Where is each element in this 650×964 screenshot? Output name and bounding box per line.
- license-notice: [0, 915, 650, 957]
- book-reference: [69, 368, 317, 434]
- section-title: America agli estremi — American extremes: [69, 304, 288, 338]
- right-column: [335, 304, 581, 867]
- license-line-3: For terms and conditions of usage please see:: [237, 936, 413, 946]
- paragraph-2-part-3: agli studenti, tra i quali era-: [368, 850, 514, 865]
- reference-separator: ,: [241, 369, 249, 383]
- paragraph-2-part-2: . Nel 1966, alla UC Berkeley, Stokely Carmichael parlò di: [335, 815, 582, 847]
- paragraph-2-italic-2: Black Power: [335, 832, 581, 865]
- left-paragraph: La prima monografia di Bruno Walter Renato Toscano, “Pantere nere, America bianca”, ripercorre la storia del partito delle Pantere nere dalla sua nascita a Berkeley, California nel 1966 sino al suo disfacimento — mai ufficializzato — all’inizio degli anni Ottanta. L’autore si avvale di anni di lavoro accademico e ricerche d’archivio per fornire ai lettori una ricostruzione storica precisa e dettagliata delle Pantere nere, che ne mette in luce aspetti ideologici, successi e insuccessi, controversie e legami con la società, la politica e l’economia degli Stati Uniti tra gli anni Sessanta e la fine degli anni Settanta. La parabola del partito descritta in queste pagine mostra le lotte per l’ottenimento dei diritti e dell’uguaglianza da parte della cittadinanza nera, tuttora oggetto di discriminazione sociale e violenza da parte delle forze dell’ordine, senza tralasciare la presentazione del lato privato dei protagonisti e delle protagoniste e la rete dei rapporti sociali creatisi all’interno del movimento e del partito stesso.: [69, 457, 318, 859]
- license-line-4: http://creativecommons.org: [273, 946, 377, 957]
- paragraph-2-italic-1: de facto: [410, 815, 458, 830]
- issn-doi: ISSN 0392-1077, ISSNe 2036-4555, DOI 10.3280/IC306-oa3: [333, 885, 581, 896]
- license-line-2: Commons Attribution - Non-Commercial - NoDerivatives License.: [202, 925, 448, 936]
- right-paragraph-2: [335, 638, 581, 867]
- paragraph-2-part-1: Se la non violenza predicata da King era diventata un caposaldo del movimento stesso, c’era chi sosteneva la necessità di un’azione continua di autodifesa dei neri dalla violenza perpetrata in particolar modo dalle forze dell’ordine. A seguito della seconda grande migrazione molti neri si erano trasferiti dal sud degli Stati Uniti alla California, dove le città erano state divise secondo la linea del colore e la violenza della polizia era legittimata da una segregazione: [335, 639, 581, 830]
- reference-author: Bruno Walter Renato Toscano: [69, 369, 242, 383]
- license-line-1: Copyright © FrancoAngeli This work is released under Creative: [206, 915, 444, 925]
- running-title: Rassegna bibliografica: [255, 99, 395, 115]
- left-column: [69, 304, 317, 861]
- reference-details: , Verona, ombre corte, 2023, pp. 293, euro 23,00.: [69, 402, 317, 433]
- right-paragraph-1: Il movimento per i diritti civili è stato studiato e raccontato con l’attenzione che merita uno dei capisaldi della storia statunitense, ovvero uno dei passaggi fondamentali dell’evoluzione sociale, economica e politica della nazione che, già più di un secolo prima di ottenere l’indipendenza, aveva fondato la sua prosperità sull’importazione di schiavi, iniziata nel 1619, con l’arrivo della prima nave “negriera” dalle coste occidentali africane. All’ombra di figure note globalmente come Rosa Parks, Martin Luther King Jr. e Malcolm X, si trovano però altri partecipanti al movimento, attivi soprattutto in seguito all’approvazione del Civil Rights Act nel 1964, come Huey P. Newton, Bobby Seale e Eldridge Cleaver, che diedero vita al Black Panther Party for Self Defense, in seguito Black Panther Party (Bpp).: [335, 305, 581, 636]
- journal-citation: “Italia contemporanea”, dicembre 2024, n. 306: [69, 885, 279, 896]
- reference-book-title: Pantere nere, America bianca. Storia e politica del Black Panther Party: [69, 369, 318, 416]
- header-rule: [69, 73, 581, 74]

++++

[Instruction]: Rewrite the lines above as a numbered list, skipping any blank lines.

[Result]:
1. Where is each element in this 650×964 screenshot? Output name and bounding box per line.
2. - license-notice: [0, 915, 650, 957]
3. - book-reference: [69, 368, 317, 434]
4. - section-title: America agli estremi — American extremes: [69, 304, 288, 338]
5. - right-column: [335, 304, 581, 867]
6. - license-line-3: For terms and conditions of usage please see:: [237, 936, 413, 946]
7. - paragraph-2-part-3: agli studenti, tra i quali era-: [368, 850, 514, 865]
8. - reference-separator: ,: [241, 369, 249, 383]
9. - paragraph-2-part-2: . Nel 1966, alla UC Berkeley, Stokely Carmichael parlò di: [335, 815, 582, 847]
10. - paragraph-2-italic-2: Black Power: [335, 832, 581, 865]
11. - left-paragraph: La prima monografia di Bruno Walter Renato Toscano, “Pantere nere, America bianca”, ripercorre la storia del partito delle Pantere nere dalla sua nascita a Berkeley, California nel 1966 sino al suo disfacimento — mai ufficializzato — all’inizio degli anni Ottanta. L’autore si avvale di anni di lavoro accademico e ricerche d’archivio per fornire ai lettori una ricostruzione storica precisa e dettagliata delle Pantere nere, che ne mette in luce aspetti ideologici, successi e insuccessi, controversie e legami con la società, la politica e l’economia degli Stati Uniti tra gli anni Sessanta e la fine degli anni Settanta. La parabola del partito descritta in queste pagine mostra le lotte per l’ottenimento dei diritti e dell’uguaglianza da parte della cittadinanza nera, tuttora oggetto di discriminazione sociale e violenza da parte delle forze dell’ordine, senza tralasciare la presentazione del lato privato dei protagonisti e delle protagoniste e la rete dei rapporti sociali creatisi all’interno del movimento e del partito stesso.: [69, 457, 318, 859]
12. - license-line-4: http://creativecommons.org: [273, 946, 377, 957]
13. - paragraph-2-italic-1: de facto: [410, 815, 458, 830]
14. - issn-doi: ISSN 0392-1077, ISSNe 2036-4555, DOI 10.3280/IC306-oa3: [333, 885, 581, 896]
15. - license-line-2: Commons Attribution - Non-Commercial - NoDerivatives License.: [202, 925, 448, 936]
16. - right-paragraph-2: [335, 638, 581, 867]
17. - paragraph-2-part-1: Se la non violenza predicata da King era diventata un caposaldo del movimento stesso, c’era chi sosteneva la necessità di un’azione continua di autodifesa dei neri dalla violenza perpetrata in particolar modo dalle forze dell’ordine. A seguito della seconda grande migrazione molti neri si erano trasferiti dal sud degli Stati Uniti alla California, dove le città erano state divise secondo la linea del colore e la violenza della polizia era legittimata da una segregazione: [335, 639, 581, 830]
18. - reference-author: Bruno Walter Renato Toscano: [69, 369, 242, 383]
19. - license-line-1: Copyright © FrancoAngeli This work is released under Creative: [206, 915, 444, 925]
20. - running-title: Rassegna bibliografica: [255, 99, 395, 115]
21. - left-column: [69, 304, 317, 861]
22. - reference-details: , Verona, ombre corte, 2023, pp. 293, euro 23,00.: [69, 402, 317, 433]
23. - right-paragraph-1: Il movimento per i diritti civili è stato studiato e raccontato con l’attenzione che merita uno dei capisaldi della storia statunitense, ovvero uno dei passaggi fondamentali dell’evoluzione sociale, economica e politica della nazione che, già più di un secolo prima di ottenere l’indipendenza, aveva fondato la sua prosperità sull’importazione di schiavi, iniziata nel 1619, con l’arrivo della prima nave “negriera” dalle coste occidentali africane. All’ombra di figure note globalmente come Rosa Parks, Martin Luther King Jr. e Malcolm X, si trovano però altri partecipanti al movimento, attivi soprattutto in seguito all’approvazione del Civil Rights Act nel 1964, come Huey P. Newton, Bobby Seale e Eldridge Cleaver, che diedero vita al Black Panther Party for Self Defense, in seguito Black Panther Party (Bpp).: [335, 305, 581, 636]
24. - journal-citation: “Italia contemporanea”, dicembre 2024, n. 306: [69, 885, 279, 896]
25. - reference-book-title: Pantere nere, America bianca. Storia e politica del Black Panther Party: [69, 369, 318, 416]
26. - header-rule: [69, 73, 581, 74]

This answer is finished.